▸ Given exercise A
Quote from the VIC passage, verbatim, everything from "As for why these" down to "the veg_con structure.".
▸ Given exercise B
Using the VIC passage, state whether each statement agrees with it, answering yes or no and quoting the deciding words exactly: (i) In get_global_domain(), VIC sets nv_active to Nveg+1. (ii) Nveg plays a part in the mapping that vic_init() performs between veg_con_map and veg_con. (iii) The arbitrary replacement values were inserted only where Cv[v] == 0.

▸ Supplied passage
################

In vic_run(), I saw that bad values (they looked a lot like the missing value I'd given them in my parameter file) of veg parameters such as trunk_ratio were being passed to CalcAerodynamic(). This could certainly explain why the tonic parameter files didn't cause problems (since even invalid tiles have valid parameter values in tonic-generated parameter files). To verify that missing values from invalid tiles were getting passed, I replaced those values in the parameter file with an arbitrary value (again, only where Cv[v] == 0), and these values showed up being passed to CalcAerodynamic().

As for why these garbage values were being used, I hypothesized that VIC was somehow mistaking zero-area tiles for valid tiles. Looking at the code, in get_global_domain(), VIC assigns nv_active to Nveg+1, where Nveg is the value from the parameter file; then in vic_alloc() it allocates nv_active tiles to veg_con and calls make_all_vars() with nv_active-1, which allocates nv_active-1+1 tiles to veg_var, cell, etc. But then, vic_init() does its mapping between the all-classes-stored structure veg_con_map and the only-nonzero-classes structure veg_con by checking whether Cv > 0. Nveg is NOT involved in this mapping. My theory at the moment is that my single-precision Cv values might not look like 0 to VIC when VIC is interpreting them as doubles, thus causing the mapping to map invalid tiles to the veg_con structure.

################

▸ Dataset content
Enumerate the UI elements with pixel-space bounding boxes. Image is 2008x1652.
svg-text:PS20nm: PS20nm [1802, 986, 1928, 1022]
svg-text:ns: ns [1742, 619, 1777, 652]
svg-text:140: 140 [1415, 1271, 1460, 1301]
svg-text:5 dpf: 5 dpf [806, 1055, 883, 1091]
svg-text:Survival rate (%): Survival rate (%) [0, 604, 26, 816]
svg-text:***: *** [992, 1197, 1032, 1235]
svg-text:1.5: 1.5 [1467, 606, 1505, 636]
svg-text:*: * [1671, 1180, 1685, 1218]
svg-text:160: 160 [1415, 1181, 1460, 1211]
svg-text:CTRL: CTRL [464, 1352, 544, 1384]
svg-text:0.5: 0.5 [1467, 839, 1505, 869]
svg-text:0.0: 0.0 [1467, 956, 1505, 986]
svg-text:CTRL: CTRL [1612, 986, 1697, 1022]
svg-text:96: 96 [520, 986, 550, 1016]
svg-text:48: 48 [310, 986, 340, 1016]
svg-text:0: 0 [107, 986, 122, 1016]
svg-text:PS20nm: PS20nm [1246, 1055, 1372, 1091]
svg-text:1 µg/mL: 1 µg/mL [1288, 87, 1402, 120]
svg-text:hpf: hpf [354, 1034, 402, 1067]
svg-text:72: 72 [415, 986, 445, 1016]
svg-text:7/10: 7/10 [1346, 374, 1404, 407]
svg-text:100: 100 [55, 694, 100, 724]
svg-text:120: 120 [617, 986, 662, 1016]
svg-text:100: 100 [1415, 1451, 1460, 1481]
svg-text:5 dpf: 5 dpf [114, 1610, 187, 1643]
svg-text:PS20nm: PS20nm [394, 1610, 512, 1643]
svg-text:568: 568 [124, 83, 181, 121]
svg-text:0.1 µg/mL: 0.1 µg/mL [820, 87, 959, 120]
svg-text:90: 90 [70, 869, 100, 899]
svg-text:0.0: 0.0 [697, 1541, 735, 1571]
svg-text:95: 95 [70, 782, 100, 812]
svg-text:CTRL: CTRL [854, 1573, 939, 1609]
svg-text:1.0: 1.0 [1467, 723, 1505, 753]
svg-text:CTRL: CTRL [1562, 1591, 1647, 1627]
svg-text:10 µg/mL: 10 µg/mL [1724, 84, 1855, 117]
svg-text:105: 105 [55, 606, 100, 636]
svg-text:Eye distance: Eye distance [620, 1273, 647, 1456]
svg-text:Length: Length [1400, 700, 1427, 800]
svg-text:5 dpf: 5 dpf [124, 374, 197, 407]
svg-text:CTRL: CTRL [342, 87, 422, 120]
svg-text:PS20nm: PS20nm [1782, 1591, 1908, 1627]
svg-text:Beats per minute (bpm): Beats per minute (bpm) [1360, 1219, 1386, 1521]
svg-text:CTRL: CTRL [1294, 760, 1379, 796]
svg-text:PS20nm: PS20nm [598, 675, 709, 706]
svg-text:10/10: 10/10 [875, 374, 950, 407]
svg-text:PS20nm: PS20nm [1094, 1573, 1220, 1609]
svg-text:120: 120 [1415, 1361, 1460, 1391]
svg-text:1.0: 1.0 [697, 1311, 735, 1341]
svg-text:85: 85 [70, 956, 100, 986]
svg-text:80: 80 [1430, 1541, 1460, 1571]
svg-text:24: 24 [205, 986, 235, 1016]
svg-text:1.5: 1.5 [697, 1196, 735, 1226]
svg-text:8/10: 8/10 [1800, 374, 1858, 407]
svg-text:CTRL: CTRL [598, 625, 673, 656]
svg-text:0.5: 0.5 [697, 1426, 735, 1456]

################

▸ Finished answer A
As for why these garbage values were being used, I hypothesized that VIC was somehow mistaking zero-area tiles for valid tiles. Looking at the code, in get_global_domain(), VIC assigns nv_active to Nveg+1, where Nveg is the value from the parameter file; then in vic_alloc() it allocates nv_active tiles to veg_con and calls make_all_vars() with nv_active-1, which allocates nv_active-1+1 tiles to veg_var, cell, etc. But then, vic_init() does its mapping between the all-classes-stored structure veg_con_map and the only-nonzero-classes structure veg_con by checking whether Cv > 0. Nveg is NOT involved in this mapping. My theory at the moment is that my single-precision Cv values might not look like 0 to VIC when VIC is interpreting them as doubles, thus causing the mapping to map invalid tiles to the veg_con structure.

▸ Finished answer B
(i) Yes: "in get_global_domain(), VIC assigns nv_active to Nveg+1"
(ii) No: "Nveg is NOT involved in this mapping."
(iii) Yes: "again, only where Cv[v] == 0"